— Task statement —
Answer with a single number, the count of lines holding the word "Windows".

— Listing —
* * *

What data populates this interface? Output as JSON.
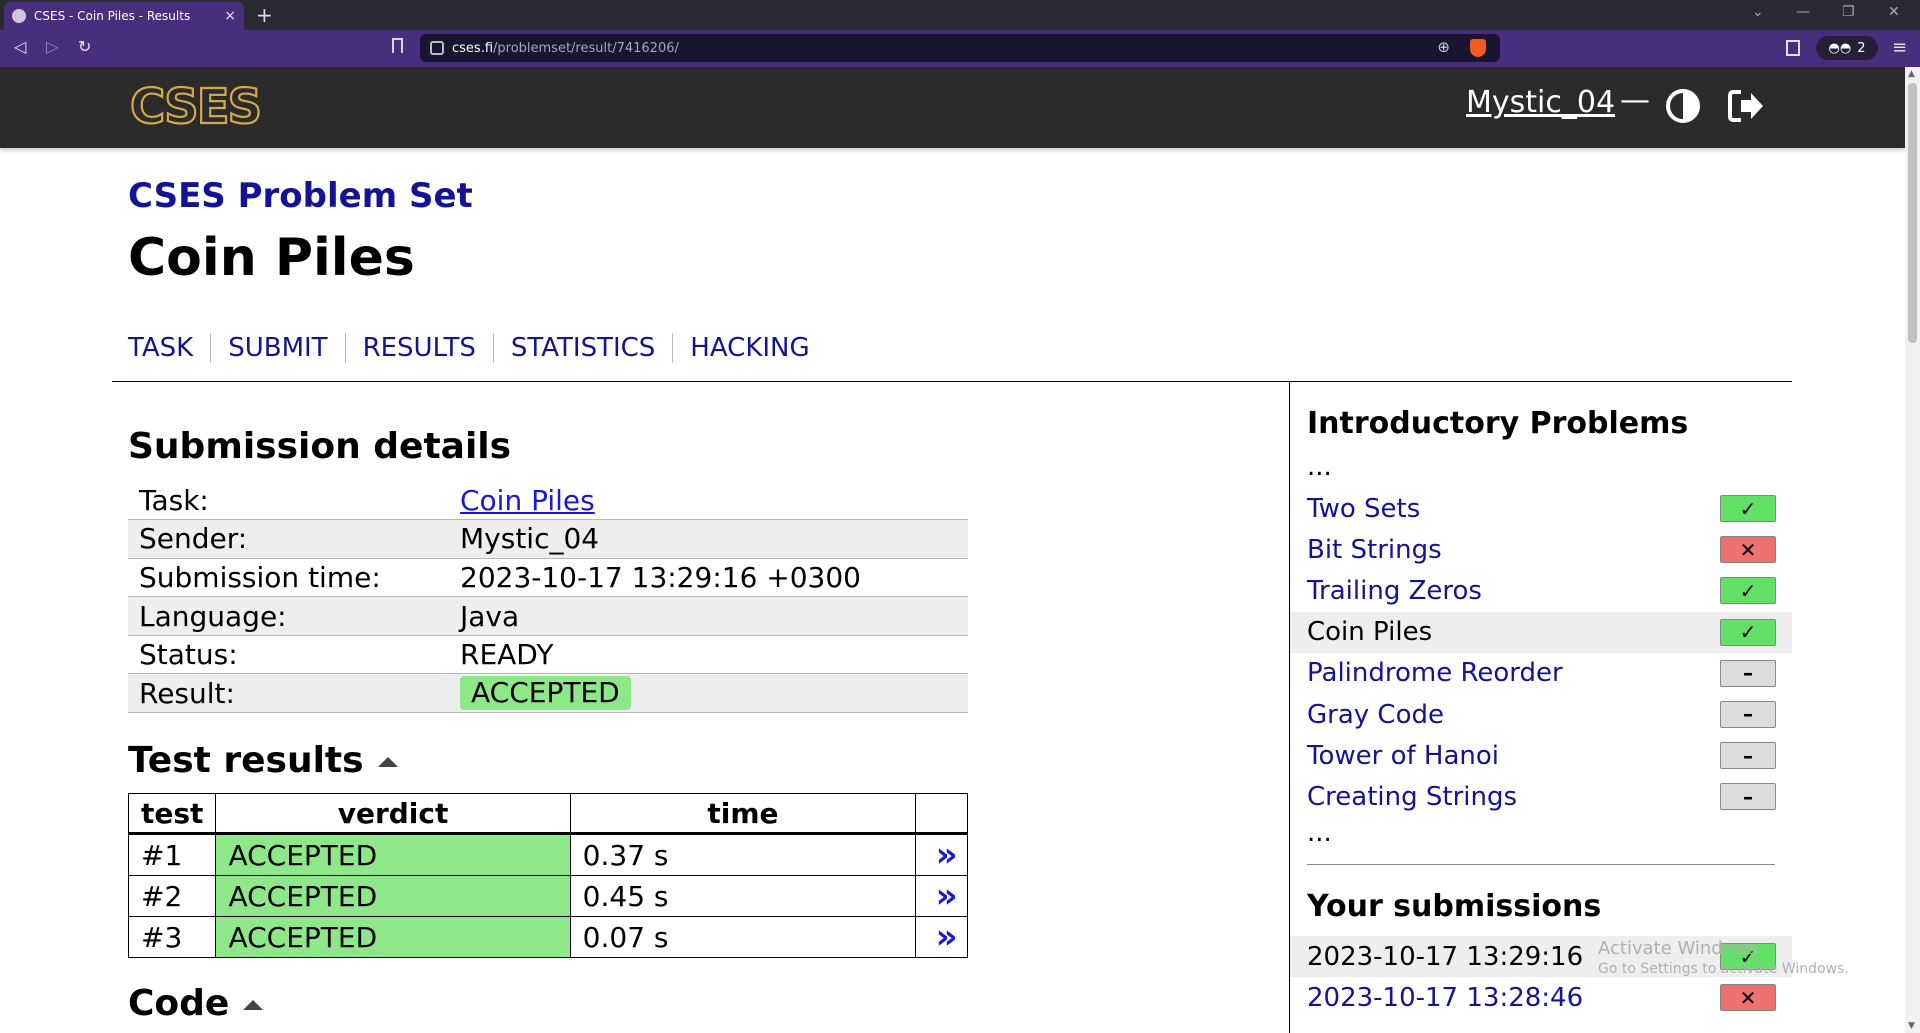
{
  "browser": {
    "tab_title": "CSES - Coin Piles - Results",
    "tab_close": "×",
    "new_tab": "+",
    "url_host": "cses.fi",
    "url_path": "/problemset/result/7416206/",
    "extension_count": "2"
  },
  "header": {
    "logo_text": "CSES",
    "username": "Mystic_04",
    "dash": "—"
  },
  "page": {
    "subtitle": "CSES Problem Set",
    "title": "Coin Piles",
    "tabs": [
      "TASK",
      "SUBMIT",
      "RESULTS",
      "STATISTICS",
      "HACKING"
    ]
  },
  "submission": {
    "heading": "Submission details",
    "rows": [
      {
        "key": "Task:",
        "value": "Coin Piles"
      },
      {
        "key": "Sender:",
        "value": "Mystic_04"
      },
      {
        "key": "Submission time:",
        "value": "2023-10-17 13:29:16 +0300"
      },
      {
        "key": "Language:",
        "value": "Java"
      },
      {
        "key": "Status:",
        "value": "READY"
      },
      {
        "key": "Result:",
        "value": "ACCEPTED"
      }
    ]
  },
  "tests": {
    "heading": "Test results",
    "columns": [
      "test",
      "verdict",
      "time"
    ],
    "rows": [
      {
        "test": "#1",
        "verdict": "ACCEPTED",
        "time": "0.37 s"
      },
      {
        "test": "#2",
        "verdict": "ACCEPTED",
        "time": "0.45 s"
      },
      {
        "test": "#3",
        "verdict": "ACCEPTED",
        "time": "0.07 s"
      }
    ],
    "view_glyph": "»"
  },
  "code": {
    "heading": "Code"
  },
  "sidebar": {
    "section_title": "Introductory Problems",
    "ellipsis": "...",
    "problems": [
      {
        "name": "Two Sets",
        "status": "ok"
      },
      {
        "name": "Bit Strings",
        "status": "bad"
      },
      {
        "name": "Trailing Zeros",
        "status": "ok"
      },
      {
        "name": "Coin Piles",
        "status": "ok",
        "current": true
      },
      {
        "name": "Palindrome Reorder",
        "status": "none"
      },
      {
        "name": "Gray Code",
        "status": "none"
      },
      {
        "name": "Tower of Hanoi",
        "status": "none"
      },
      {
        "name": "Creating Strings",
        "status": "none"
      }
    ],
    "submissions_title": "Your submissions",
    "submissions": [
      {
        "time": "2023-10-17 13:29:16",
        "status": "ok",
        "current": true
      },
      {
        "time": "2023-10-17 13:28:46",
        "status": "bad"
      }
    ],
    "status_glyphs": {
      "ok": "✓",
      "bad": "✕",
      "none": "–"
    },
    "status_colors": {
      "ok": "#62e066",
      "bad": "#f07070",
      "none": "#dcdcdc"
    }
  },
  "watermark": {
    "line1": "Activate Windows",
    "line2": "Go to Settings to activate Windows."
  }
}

* * *

— Complete answer —
2